- **What you should do**
Please print the full listing exactly.
— START OF Records provided —
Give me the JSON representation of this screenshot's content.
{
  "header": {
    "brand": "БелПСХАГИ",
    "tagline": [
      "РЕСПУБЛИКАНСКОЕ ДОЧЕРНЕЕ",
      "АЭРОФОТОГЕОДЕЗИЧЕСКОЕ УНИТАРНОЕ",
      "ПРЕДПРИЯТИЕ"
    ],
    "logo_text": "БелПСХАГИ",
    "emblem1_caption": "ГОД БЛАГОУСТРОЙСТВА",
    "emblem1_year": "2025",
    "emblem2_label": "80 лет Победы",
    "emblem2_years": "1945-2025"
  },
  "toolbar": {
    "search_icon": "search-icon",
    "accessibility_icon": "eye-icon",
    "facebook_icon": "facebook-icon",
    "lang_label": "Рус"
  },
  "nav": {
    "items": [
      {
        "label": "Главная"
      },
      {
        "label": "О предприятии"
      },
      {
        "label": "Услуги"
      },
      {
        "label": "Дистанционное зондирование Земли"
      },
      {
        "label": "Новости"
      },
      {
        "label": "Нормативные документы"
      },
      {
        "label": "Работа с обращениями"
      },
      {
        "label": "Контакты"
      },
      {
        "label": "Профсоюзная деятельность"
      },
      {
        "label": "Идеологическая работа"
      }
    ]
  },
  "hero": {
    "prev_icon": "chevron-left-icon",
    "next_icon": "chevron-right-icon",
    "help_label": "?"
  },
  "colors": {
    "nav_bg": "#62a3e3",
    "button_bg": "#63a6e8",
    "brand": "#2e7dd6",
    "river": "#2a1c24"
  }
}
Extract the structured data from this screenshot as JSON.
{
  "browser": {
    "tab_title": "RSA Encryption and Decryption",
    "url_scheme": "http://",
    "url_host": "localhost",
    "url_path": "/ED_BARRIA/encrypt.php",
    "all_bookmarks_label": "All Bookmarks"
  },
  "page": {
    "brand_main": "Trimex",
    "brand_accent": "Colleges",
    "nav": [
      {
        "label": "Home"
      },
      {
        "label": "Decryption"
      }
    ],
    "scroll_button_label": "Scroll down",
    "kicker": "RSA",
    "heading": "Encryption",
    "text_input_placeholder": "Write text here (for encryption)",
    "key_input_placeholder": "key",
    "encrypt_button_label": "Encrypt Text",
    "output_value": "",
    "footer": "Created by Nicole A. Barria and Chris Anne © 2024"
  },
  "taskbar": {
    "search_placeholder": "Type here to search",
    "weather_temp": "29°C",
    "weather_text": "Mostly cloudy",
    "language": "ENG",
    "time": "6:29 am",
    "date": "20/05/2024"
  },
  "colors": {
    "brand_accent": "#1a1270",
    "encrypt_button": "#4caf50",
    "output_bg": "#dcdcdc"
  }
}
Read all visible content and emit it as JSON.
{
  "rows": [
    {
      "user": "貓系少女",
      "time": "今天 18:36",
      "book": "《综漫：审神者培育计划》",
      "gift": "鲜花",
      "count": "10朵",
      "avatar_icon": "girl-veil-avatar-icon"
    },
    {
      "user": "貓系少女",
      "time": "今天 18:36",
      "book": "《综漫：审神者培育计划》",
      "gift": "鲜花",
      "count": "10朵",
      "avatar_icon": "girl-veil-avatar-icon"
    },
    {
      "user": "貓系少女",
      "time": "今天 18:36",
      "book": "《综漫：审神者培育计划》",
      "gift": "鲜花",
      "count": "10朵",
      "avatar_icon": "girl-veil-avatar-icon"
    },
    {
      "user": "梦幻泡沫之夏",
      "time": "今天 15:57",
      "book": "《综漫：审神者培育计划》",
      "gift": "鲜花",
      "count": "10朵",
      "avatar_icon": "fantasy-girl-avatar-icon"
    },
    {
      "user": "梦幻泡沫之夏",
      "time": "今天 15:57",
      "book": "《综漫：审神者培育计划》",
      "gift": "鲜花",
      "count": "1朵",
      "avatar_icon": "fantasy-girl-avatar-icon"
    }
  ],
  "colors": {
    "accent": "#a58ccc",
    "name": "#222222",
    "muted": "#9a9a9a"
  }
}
— END OF Records provided —
- **The completed task**
Give me the JSON representation of this screenshot's content.
{
  "header": {
    "brand": "БелПСХАГИ",
    "tagline": [
      "РЕСПУБЛИКАНСКОЕ ДОЧЕРНЕЕ",
      "АЭРОФОТОГЕОДЕЗИЧЕСКОЕ УНИТАРНОЕ",
      "ПРЕДПРИЯТИЕ"
    ],
    "logo_text": "БелПСХАГИ",
    "emblem1_caption": "ГОД БЛАГОУСТРОЙСТВА",
    "emblem1_year": "2025",
    "emblem2_label": "80 лет Победы",
    "emblem2_years": "1945-2025"
  },
  "toolbar": {
    "search_icon": "search-icon",
    "accessibility_icon": "eye-icon",
    "facebook_icon": "facebook-icon",
    "lang_label": "Рус"
  },
  "nav": {
    "items": [
      {
        "label": "Главная"
      },
      {
        "label": "О предприятии"
      },
      {
        "label": "Услуги"
      },
      {
        "label": "Дистанционное зондирование Земли"
      },
      {
        "label": "Новости"
      },
      {
        "label": "Нормативные документы"
      },
      {
        "label": "Работа с обращениями"
      },
      {
        "label": "Контакты"
      },
      {
        "label": "Профсоюзная деятельность"
      },
      {
        "label": "Идеологическая работа"
      }
    ]
  },
  "hero": {
    "prev_icon": "chevron-left-icon",
    "next_icon": "chevron-right-icon",
    "help_label": "?"
  },
  "colors": {
    "nav_bg": "#62a3e3",
    "button_bg": "#63a6e8",
    "brand": "#2e7dd6",
    "river": "#2a1c24"
  }
}
Extract the structured data from this screenshot as JSON.
{
  "browser": {
    "tab_title": "RSA Encryption and Decryption",
    "url_scheme": "http://",
    "url_host": "localhost",
    "url_path": "/ED_BARRIA/encrypt.php",
    "all_bookmarks_label": "All Bookmarks"
  },
  "page": {
    "brand_main": "Trimex",
    "brand_accent": "Colleges",
    "nav": [
      {
        "label": "Home"
      },
      {
        "label": "Decryption"
      }
    ],
    "scroll_button_label": "Scroll down",
    "kicker": "RSA",
    "heading": "Encryption",
    "text_input_placeholder": "Write text here (for encryption)",
    "key_input_placeholder": "key",
    "encrypt_button_label": "Encrypt Text",
    "output_value": "",
    "footer": "Created by Nicole A. Barria and Chris Anne © 2024"
  },
  "taskbar": {
    "search_placeholder": "Type here to search",
    "weather_temp": "29°C",
    "weather_text": "Mostly cloudy",
    "language": "ENG",
    "time": "6:29 am",
    "date": "20/05/2024"
  },
  "colors": {
    "brand_accent": "#1a1270",
    "encrypt_button": "#4caf50",
    "output_bg": "#dcdcdc"
  }
}
Read all visible content and emit it as JSON.
{
  "rows": [
    {
      "user": "貓系少女",
      "time": "今天 18:36",
      "book": "《综漫：审神者培育计划》",
      "gift": "鲜花",
      "count": "10朵",
      "avatar_icon": "girl-veil-avatar-icon"
    },
    {
      "user": "貓系少女",
      "time": "今天 18:36",
      "book": "《综漫：审神者培育计划》",
      "gift": "鲜花",
      "count": "10朵",
      "avatar_icon": "girl-veil-avatar-icon"
    },
    {
      "user": "貓系少女",
      "time": "今天 18:36",
      "book": "《综漫：审神者培育计划》",
      "gift": "鲜花",
      "count": "10朵",
      "avatar_icon": "girl-veil-avatar-icon"
    },
    {
      "user": "梦幻泡沫之夏",
      "time": "今天 15:57",
      "book": "《综漫：审神者培育计划》",
      "gift": "鲜花",
      "count": "10朵",
      "avatar_icon": "fantasy-girl-avatar-icon"
    },
    {
      "user": "梦幻泡沫之夏",
      "time": "今天 15:57",
      "book": "《综漫：审神者培育计划》",
      "gift": "鲜花",
      "count": "1朵",
      "avatar_icon": "fantasy-girl-avatar-icon"
    }
  ],
  "colors": {
    "accent": "#a58ccc",
    "name": "#222222",
    "muted": "#9a9a9a"
  }
}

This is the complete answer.